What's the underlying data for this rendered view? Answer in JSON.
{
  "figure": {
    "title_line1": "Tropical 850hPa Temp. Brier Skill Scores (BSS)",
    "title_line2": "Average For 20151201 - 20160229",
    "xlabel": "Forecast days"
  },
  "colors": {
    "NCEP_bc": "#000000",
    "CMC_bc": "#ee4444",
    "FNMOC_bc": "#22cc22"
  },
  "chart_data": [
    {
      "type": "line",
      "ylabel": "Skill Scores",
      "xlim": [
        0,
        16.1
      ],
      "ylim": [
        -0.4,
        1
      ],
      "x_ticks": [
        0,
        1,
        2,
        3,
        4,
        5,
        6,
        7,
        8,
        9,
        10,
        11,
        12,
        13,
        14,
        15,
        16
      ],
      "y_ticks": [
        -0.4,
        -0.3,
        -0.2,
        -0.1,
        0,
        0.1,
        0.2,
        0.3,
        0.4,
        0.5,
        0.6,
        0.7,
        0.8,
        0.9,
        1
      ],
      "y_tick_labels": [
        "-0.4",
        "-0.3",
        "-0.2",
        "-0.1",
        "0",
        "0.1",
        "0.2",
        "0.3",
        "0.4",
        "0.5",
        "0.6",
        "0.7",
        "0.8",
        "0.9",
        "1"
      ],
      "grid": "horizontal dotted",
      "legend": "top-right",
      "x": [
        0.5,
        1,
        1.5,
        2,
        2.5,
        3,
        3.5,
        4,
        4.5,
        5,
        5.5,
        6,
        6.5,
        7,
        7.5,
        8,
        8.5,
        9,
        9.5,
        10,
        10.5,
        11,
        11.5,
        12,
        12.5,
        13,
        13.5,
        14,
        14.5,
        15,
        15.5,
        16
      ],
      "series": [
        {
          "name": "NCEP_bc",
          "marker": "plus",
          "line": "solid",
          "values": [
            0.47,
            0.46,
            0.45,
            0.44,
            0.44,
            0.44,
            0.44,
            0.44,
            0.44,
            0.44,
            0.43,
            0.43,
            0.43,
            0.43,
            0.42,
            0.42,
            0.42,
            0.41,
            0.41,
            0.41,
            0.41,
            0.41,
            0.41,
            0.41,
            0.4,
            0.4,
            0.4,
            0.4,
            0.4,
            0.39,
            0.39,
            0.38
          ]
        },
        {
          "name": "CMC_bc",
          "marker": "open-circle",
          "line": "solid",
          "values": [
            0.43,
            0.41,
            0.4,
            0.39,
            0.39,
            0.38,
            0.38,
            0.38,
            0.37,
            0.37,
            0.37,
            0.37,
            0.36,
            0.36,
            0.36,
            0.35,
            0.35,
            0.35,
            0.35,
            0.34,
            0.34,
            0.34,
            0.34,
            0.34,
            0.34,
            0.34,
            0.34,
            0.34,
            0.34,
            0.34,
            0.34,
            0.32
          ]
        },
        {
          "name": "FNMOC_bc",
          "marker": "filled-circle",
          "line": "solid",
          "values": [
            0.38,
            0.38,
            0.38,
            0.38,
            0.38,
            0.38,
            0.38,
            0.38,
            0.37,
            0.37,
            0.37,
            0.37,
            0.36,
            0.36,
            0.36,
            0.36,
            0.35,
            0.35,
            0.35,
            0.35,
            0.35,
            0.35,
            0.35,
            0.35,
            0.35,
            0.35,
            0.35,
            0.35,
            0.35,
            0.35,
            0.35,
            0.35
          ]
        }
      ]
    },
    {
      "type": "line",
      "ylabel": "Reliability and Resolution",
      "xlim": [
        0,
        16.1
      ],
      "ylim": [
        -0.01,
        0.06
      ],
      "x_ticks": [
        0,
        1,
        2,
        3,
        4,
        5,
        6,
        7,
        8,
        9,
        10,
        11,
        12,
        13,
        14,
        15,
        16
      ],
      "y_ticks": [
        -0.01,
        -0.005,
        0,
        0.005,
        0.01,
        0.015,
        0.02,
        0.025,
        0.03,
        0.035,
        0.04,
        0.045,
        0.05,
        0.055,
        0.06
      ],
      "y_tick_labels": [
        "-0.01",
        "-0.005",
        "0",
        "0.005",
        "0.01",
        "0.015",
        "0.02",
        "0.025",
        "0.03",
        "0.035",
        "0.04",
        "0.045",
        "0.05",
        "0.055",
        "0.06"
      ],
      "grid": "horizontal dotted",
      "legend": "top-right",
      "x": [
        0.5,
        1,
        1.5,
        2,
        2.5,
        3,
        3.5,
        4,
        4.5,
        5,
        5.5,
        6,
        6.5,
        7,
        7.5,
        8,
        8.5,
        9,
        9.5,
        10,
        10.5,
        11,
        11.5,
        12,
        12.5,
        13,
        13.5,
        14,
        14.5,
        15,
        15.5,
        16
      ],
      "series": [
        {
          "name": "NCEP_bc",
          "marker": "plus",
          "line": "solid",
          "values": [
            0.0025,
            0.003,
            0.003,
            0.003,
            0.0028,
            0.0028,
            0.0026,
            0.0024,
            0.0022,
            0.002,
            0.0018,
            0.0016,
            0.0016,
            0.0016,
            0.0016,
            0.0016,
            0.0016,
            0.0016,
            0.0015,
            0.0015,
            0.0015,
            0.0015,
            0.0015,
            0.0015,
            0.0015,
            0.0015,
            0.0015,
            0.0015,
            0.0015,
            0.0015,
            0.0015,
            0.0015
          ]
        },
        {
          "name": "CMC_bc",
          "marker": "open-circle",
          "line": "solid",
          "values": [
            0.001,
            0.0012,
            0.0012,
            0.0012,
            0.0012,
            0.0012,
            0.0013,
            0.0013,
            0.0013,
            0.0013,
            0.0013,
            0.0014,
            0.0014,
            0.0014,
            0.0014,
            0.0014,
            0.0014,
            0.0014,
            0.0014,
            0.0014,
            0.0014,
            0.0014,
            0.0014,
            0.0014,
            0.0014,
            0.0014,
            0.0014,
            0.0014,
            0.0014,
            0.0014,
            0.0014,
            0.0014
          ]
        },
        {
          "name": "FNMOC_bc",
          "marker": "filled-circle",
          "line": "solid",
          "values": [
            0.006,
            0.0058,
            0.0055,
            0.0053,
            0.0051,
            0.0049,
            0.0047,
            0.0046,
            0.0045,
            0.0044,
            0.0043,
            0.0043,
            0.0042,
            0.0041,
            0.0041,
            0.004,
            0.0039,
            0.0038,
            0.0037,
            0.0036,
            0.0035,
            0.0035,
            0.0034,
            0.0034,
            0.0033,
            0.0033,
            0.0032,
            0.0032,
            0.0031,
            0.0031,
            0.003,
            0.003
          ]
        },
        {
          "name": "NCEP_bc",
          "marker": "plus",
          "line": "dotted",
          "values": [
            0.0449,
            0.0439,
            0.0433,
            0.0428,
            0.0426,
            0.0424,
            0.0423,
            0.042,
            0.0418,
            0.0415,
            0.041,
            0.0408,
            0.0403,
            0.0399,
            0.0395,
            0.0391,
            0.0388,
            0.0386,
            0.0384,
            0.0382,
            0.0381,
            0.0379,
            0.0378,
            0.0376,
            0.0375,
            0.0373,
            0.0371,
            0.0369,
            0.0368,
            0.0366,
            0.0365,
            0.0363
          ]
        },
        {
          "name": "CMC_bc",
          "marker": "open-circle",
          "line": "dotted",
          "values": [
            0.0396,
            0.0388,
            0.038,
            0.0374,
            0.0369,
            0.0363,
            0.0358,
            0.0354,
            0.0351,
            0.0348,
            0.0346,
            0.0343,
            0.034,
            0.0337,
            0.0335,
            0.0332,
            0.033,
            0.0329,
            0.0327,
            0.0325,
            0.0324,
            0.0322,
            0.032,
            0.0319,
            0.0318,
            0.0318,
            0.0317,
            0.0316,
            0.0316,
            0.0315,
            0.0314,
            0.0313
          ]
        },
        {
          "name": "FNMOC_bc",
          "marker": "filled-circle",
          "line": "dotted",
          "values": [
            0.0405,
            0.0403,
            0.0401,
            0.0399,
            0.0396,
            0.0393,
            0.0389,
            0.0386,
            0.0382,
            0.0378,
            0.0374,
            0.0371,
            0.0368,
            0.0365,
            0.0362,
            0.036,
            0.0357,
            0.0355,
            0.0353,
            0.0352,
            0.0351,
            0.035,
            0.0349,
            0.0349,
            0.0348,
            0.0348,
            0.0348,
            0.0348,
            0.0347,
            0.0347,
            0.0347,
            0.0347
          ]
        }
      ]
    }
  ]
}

• • • • •

- _WHAT IS ASKED_: Go through the records and gather the lines that hold "Scores".

- _EXPECTED OUTPUT_:
    "title_line1": "Tropical 850hPa Temp. Brier Skill Scores (BSS)",
      "ylabel": "Skill Scores",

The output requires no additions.